Assim, todas as mensagens entre agentes são dados XML pertencentes à ontologia e o áudio é gerado apenas nos agentes escolhidos como pontos de escuta.
Pelo caráter paramétrico e quantitativo de nossa aproximação aos objetos sonoros, várias resultados diferentes podem ser obtidos a partir da síntese de uma trajetória dependendo dos parâmetros e do método de síntese escolhidos. No estágio final de implementação, esperamos oferecer ao compositor ferramentas para a construção de suas próprias descrições de objetos sonoros, processos e métodos de síntese em função de sua escuta e suas opções estéticas.
════════
* [Ação necessária 1]
Segundo o trecho para leitura, em quais agentes o áudio é gerado?
* [Ação necessária 2]
Transcreva do trecho para leitura a parte que começa com as palavras que contêm "Assim, todas as" e termina com "suas opções estéticas.".
* [Ação necessária 3]
Que itens, segundo o trecho para leitura, o compositor poderá construir com as ferramentas previstas para o estágio final de implementação? Liste todos.
════════
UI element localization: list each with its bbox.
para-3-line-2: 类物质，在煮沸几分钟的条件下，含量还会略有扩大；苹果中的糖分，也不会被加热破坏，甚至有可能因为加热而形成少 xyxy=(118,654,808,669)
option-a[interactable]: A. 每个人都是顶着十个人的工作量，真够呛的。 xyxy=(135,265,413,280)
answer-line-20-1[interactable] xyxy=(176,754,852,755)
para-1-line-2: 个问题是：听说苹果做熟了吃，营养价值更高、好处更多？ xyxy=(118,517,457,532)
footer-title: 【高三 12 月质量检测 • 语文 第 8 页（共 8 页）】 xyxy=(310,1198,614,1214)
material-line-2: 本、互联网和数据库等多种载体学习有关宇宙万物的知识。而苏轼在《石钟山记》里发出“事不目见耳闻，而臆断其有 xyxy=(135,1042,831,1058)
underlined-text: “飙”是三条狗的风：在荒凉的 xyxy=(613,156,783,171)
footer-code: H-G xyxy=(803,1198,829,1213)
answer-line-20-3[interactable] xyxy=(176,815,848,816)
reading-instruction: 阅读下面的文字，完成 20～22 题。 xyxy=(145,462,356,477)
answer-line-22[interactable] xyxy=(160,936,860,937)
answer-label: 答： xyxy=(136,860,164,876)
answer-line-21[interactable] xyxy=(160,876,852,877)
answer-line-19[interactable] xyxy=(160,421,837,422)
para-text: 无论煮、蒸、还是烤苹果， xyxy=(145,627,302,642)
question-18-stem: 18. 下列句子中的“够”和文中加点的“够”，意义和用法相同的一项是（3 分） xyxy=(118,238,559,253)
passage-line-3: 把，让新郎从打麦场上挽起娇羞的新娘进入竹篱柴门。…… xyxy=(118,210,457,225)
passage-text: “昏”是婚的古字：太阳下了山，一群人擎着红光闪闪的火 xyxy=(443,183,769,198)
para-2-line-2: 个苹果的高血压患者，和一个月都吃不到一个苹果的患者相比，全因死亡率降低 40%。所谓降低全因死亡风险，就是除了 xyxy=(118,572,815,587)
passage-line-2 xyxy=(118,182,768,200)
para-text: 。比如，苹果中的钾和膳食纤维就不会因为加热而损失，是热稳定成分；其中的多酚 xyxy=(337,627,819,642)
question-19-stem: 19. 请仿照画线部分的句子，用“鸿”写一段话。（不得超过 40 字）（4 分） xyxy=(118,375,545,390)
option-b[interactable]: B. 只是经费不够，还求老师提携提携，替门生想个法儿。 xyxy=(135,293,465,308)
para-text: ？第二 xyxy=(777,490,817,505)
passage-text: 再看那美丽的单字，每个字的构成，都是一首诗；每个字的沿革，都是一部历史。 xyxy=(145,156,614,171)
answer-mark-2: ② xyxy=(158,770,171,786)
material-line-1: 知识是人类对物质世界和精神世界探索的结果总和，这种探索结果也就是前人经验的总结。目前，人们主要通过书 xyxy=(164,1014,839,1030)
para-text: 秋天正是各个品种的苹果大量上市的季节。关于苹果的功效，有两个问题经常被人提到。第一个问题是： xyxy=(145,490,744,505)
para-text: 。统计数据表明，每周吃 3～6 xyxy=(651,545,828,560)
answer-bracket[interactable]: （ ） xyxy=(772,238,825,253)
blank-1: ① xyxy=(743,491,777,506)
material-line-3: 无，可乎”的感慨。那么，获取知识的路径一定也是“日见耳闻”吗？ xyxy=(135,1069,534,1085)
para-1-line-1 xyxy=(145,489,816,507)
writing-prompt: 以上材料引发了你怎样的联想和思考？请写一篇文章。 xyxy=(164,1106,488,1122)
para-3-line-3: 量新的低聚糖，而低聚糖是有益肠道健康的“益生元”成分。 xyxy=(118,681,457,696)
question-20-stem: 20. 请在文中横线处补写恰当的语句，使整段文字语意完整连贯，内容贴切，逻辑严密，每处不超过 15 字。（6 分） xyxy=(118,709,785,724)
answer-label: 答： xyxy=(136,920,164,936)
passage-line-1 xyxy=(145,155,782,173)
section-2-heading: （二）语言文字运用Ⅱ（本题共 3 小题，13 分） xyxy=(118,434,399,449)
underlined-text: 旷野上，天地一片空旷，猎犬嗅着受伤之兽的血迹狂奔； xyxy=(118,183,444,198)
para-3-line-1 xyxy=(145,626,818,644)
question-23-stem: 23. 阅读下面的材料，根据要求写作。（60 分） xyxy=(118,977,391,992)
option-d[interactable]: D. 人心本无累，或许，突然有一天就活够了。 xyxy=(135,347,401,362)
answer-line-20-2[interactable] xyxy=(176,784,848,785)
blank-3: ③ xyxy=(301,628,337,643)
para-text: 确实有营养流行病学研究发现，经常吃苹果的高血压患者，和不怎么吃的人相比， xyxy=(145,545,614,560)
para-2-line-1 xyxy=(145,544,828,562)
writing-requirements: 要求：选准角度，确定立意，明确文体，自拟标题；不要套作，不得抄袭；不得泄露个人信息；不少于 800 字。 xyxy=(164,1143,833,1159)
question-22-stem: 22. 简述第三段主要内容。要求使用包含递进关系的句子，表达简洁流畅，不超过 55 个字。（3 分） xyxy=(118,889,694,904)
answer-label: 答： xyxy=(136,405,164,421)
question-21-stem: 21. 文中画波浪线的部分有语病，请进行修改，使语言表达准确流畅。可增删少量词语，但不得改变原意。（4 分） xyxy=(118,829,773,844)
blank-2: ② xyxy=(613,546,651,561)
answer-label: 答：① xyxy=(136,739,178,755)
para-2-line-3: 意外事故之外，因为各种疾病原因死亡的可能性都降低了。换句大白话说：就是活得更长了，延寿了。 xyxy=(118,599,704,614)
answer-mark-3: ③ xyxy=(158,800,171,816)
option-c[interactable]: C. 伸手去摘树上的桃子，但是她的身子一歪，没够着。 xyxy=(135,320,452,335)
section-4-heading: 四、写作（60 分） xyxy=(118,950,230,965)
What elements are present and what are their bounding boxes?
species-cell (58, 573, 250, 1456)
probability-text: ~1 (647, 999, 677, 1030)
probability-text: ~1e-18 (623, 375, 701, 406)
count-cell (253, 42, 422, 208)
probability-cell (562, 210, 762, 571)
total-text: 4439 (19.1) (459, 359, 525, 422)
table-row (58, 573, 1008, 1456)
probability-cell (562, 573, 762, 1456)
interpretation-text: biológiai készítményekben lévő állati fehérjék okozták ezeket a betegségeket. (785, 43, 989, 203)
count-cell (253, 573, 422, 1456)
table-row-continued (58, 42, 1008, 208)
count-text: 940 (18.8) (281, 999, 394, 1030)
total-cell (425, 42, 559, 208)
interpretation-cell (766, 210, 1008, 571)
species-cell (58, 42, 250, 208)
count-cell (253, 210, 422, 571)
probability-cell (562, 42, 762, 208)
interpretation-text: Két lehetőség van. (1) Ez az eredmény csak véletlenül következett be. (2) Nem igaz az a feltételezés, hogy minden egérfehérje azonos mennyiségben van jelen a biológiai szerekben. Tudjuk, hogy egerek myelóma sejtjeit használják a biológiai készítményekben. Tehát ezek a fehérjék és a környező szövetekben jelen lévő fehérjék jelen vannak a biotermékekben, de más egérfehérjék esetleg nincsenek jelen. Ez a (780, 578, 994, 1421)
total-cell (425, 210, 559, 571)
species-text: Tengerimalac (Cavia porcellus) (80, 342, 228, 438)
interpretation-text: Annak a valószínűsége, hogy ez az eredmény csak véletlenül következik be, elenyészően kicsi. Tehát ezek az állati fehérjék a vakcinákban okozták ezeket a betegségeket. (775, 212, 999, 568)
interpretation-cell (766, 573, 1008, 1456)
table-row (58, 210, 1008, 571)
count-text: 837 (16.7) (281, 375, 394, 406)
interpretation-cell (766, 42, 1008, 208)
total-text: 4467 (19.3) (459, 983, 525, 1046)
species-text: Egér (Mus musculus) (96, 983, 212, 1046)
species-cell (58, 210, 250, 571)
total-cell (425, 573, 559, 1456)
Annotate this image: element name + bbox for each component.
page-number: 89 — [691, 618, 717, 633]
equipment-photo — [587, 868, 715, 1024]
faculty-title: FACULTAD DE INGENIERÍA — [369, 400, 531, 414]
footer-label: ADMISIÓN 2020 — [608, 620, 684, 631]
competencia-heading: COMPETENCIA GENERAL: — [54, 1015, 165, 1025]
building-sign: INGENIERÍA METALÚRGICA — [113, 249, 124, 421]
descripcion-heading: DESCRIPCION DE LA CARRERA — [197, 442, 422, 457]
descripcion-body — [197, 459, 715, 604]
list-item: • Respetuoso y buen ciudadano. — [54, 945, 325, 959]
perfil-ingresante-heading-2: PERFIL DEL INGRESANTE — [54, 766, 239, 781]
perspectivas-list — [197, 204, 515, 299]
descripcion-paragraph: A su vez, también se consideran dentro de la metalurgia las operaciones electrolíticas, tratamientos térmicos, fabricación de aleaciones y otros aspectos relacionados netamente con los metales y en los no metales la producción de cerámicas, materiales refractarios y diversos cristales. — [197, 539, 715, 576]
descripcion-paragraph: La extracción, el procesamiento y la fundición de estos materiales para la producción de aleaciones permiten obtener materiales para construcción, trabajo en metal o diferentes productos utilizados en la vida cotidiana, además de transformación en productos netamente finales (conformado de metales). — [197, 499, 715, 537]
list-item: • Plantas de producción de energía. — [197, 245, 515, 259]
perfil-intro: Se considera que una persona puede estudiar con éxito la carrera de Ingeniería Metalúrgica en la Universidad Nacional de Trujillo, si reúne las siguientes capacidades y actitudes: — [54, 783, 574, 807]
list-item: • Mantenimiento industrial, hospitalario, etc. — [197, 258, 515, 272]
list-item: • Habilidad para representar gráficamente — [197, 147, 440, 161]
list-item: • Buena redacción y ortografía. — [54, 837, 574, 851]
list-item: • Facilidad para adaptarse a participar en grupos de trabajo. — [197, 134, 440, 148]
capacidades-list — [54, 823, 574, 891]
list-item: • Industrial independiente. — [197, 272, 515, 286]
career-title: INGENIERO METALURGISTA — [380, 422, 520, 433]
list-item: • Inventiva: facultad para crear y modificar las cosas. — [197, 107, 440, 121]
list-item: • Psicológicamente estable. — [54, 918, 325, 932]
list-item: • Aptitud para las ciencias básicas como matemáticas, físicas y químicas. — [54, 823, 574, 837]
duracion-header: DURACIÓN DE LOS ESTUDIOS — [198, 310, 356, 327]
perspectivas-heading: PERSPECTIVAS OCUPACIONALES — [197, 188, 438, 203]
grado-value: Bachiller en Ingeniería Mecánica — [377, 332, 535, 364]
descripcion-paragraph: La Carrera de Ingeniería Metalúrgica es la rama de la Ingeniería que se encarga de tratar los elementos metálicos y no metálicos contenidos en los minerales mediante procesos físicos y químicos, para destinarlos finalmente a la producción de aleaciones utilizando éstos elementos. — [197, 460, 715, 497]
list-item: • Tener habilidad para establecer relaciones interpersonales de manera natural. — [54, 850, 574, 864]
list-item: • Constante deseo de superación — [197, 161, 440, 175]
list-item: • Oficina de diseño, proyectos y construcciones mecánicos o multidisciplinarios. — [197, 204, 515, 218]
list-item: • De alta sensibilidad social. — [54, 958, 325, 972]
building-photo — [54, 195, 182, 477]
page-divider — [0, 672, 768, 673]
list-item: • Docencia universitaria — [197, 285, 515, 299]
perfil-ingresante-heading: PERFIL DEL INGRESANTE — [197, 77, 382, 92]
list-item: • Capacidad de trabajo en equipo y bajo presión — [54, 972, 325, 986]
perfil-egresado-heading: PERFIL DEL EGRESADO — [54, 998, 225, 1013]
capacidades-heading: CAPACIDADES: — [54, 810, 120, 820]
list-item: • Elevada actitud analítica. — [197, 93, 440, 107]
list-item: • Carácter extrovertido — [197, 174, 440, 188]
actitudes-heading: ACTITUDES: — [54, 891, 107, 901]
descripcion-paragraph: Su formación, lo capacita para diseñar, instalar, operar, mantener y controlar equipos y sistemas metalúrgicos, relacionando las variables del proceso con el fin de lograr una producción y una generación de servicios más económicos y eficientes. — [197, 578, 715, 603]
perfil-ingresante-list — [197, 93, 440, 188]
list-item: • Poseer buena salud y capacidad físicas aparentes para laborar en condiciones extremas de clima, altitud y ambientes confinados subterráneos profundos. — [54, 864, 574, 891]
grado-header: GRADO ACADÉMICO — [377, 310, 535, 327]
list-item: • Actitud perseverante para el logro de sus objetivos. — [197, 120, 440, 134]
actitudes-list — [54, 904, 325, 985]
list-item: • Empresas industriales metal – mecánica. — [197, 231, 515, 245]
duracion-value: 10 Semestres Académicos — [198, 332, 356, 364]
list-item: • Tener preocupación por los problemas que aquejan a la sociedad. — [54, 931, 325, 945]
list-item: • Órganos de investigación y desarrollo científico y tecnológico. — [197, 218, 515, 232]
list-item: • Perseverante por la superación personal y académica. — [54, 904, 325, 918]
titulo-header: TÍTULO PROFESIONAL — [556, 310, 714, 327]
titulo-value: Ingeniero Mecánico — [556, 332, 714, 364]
════════
* [Caixa de resposta 1]
Apenas nos agentes escolhidos como pontos de escuta.

* [Caixa de resposta 2]
Assim, todas as mensagens entre agentes são dados XML pertencentes à ontologia e o áudio é gerado apenas nos agentes escolhidos como pontos de escuta.
Pelo caráter paramétrico e quantitativo de nossa aproximação aos objetos sonoros, várias resultados diferentes podem ser obtidos a partir da síntese de uma trajetória dependendo dos parâmetros e do método de síntese escolhidos. No estágio final de implementação, esperamos oferecer ao compositor ferramentas para a construção de suas próprias descrições de objetos sonoros, processos e métodos de síntese em função de sua escuta e suas opções estéticas.

* [Caixa de resposta 3]
- descrições de objetos sonoros
- processos
- métodos de síntese